Reproduce each line bearing the word "flashes".

***** Records to process *****

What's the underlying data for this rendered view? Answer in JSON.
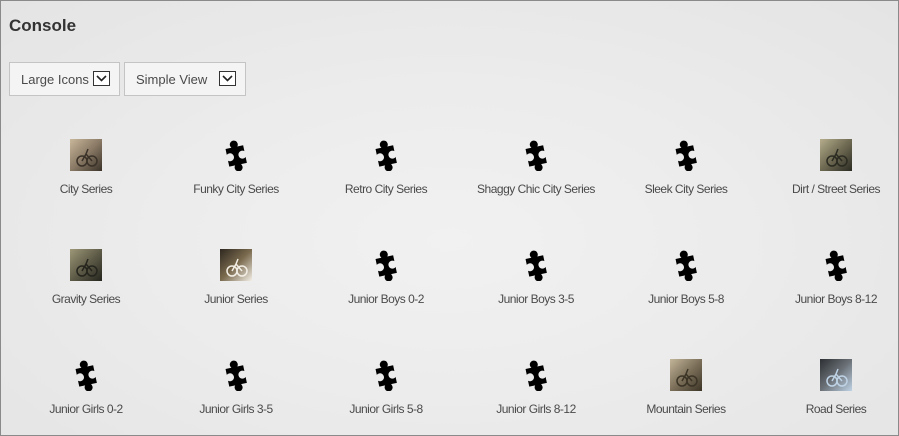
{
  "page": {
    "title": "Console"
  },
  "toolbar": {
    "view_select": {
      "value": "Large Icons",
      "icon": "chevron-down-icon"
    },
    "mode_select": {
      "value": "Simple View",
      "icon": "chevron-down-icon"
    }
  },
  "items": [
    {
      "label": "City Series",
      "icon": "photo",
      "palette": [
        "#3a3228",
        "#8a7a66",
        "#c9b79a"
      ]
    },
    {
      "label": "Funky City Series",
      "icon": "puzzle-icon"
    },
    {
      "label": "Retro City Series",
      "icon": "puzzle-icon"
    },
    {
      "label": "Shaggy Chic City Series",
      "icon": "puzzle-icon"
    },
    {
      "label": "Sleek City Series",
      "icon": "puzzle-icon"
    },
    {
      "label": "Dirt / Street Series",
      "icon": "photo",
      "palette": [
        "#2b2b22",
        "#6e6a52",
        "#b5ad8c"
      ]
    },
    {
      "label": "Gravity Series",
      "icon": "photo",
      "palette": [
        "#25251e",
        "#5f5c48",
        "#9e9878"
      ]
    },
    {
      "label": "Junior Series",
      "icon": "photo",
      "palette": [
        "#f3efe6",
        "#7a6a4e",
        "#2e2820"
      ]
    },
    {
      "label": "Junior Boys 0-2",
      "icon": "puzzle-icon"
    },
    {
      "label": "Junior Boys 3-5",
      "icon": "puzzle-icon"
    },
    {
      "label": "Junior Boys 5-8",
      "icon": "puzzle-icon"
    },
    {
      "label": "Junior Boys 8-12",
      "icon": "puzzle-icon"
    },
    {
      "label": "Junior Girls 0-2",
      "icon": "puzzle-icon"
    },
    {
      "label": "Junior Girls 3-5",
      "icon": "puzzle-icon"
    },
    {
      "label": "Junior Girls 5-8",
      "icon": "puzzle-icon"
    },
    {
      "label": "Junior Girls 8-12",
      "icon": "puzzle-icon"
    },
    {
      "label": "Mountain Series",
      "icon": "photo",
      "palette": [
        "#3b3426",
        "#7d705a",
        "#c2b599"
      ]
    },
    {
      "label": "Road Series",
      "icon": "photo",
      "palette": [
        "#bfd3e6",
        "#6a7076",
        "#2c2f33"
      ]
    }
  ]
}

*****
***** Records to process *****

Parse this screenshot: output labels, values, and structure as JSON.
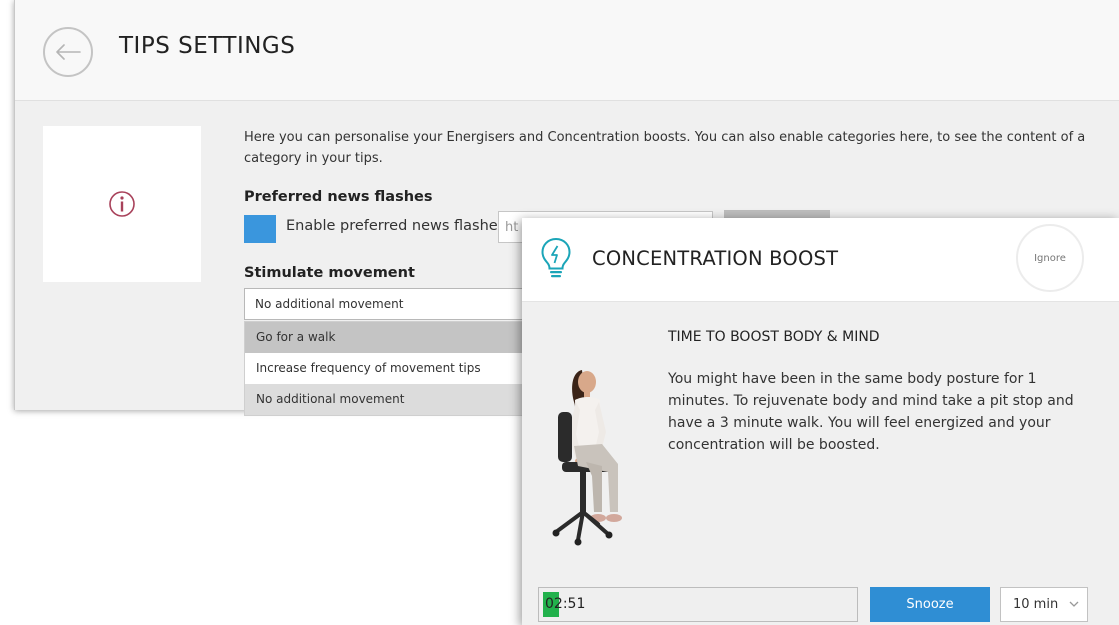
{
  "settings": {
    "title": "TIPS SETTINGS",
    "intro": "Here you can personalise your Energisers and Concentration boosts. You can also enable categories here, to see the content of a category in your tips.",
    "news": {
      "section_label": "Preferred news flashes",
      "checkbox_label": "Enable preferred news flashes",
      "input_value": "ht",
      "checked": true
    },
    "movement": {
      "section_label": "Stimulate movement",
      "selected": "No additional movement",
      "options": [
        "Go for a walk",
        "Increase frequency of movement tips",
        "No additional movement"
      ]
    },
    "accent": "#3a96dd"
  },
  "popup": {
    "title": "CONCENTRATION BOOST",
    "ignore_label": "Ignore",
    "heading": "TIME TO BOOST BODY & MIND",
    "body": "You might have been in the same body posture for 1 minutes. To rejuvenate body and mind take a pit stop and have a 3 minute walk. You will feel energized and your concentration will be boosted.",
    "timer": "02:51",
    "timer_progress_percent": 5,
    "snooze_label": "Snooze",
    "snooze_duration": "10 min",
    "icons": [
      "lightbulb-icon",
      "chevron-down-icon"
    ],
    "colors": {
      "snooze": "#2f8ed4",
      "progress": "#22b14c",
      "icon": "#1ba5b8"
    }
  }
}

*****
***** Records to process *****

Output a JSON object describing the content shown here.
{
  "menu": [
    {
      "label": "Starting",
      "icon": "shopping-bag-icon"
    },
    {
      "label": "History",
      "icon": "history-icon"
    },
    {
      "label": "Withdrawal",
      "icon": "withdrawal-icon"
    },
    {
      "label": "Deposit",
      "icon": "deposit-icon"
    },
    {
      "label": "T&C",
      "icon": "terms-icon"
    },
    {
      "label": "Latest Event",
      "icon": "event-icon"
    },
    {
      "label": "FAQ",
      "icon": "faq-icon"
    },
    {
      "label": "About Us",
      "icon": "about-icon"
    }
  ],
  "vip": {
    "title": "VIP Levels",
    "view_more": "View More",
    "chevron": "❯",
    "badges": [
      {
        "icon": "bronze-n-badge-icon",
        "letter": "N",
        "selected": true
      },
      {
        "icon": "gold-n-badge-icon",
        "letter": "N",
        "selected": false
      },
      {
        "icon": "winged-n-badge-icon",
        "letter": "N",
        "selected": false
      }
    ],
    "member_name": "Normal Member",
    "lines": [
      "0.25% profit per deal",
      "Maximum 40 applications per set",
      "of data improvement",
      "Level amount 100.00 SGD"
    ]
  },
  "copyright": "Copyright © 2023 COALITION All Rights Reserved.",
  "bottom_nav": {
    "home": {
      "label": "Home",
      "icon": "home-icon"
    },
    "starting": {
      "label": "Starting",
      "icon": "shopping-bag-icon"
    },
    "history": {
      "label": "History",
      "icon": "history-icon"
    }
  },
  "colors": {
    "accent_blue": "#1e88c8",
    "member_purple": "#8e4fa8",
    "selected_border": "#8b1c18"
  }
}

*****

> **The completed task**
      "section_label": "Preferred news flashes",
      "checkbox_label": "Enable preferred news flashes",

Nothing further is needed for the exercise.